--- Start TEXT PASSAGE ---

# Feather Rock



## andbigdaddy2 (Oct 3, 2006)

Ok i went to my LFS and they had decorations made out of feather rock. For those that dont know its a grey color and they sell it at lows it looks heavy but is really light sold in large blocks and boulders for real cheap. So my question is this is this really aquarium safe? Also i noticed that they had made it harder some how does anyone know how this is done.


----------



## crazie.eddie (May 31, 2004)

So are they fake rocks? If so, they may not be aquarium safe. If they are real rocks, I would buy a small one and place it in your tank and check the water parameters for several weeks to see if anything changes.


----------



## andbigdaddy2 (Oct 3, 2006)

Its a real rock.

--- End TEXT PASSAGE ---

Continue the forum thread about feather rock in aquariums, picking up after its last post.

--- Start RECORDS SUPPLIED ---

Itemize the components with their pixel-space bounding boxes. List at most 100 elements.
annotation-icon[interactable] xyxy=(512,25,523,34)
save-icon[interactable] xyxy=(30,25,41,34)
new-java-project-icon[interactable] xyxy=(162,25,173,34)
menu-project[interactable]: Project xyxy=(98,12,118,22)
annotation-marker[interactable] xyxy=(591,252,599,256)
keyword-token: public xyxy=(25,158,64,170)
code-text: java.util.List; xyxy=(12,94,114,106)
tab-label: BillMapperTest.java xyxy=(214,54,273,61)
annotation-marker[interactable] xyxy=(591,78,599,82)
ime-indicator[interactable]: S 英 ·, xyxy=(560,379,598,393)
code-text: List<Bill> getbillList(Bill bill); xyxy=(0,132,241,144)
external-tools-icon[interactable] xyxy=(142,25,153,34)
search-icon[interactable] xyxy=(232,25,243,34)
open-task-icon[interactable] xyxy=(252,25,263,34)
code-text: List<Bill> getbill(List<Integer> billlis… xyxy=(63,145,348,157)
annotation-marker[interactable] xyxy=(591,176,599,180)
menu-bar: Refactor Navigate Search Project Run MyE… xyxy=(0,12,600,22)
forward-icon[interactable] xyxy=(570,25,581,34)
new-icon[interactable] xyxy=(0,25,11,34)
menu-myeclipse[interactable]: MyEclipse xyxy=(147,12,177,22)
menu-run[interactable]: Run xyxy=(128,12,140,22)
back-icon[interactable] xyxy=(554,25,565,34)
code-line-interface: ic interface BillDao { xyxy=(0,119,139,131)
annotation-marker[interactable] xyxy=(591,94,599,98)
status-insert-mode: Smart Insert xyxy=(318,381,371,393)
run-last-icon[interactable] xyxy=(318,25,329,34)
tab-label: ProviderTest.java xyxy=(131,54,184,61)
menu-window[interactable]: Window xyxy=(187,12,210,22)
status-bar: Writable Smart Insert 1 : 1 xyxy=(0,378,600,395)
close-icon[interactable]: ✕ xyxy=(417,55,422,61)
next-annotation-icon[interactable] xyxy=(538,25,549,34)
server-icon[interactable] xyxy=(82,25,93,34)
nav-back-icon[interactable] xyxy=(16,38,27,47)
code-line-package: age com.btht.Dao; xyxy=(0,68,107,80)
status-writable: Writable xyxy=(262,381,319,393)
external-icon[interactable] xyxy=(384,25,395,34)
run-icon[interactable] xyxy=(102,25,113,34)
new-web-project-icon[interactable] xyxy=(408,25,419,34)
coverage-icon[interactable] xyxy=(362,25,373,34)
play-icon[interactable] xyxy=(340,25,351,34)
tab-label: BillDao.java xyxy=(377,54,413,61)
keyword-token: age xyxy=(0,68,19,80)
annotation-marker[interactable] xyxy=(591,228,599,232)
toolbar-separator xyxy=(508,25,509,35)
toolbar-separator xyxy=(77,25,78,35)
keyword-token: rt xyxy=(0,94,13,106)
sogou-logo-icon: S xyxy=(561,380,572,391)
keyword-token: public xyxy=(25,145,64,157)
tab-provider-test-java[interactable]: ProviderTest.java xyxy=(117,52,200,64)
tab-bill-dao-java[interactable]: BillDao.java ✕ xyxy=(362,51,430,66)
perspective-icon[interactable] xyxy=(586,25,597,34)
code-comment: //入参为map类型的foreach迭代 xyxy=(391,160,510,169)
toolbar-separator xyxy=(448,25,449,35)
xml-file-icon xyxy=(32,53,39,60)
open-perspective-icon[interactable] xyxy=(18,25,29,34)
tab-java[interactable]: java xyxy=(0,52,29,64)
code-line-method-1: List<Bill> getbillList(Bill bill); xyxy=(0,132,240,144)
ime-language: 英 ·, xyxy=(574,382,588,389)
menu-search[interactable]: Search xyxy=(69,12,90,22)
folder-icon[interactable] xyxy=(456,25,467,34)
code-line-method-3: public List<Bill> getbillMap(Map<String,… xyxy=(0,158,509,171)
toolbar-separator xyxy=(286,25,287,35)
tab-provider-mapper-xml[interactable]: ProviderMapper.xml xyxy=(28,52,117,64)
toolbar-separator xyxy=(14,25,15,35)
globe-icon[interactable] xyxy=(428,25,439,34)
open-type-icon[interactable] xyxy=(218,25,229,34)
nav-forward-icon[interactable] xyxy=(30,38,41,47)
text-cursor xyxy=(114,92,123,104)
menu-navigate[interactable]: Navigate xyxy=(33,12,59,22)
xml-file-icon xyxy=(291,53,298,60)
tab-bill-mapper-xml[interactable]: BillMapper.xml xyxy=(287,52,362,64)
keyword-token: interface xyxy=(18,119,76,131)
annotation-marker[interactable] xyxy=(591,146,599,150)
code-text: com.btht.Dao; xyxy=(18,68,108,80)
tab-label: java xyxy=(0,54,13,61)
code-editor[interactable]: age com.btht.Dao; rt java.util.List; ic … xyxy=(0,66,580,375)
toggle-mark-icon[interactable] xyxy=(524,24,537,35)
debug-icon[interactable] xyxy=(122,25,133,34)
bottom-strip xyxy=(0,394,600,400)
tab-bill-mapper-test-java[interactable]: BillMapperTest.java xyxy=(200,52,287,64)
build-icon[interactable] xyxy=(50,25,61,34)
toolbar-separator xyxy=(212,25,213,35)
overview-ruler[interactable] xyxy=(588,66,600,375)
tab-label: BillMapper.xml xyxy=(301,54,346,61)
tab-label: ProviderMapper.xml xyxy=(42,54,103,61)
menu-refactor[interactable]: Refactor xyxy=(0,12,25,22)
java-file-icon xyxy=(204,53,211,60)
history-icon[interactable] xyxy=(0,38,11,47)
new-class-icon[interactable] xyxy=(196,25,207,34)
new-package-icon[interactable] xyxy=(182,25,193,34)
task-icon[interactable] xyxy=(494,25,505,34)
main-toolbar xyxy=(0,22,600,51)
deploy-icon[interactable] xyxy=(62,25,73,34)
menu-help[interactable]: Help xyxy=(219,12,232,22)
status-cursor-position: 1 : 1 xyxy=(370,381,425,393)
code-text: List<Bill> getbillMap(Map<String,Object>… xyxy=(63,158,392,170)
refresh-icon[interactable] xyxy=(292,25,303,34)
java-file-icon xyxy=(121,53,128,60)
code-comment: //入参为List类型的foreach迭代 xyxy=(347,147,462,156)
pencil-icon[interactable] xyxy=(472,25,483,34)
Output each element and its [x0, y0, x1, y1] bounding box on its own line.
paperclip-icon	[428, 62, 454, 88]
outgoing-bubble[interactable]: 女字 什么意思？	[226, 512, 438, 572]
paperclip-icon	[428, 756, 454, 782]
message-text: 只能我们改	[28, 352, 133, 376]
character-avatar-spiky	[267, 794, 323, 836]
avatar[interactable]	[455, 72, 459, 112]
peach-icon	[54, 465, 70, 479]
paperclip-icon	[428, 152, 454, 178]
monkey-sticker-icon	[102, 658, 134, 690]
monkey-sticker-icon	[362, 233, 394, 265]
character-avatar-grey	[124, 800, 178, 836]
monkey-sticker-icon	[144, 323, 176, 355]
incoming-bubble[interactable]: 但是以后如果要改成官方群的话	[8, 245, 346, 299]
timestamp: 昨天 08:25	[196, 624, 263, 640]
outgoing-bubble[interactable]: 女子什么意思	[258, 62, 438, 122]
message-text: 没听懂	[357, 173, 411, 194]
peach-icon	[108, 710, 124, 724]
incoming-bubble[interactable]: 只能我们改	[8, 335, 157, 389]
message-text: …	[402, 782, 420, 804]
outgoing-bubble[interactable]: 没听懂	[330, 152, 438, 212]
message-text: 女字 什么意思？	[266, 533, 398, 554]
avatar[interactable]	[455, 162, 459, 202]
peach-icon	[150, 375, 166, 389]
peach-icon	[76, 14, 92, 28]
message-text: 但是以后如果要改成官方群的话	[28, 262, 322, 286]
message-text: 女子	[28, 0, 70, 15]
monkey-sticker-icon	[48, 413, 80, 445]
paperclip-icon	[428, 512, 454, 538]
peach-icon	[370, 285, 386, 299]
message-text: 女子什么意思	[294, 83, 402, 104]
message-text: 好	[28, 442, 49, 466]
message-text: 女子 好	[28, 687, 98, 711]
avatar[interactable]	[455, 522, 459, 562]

--- End RECORDS SUPPLIED ---

> OUTPUT
I found this link http://www.cichlid-forum.com/articles/diy_featherrock.php
its safe and its perfect for attaching mosses too 
i found some at Lowes for 3.99 a rock each rock was larger than a 10 gallon tank im going to pick some up tonight and buy some cheap tools and try it out the article warns that it can ruin tools so if you try it your self get some tools you can toss out.
I will take pics and post the work in progress to let everyone know how it goes


----------



## LS6 Tommy (May 13, 2006)

It's very similar to Pumice. It has sharp edges and like coral, can damage fish that aren't used to swimming around it.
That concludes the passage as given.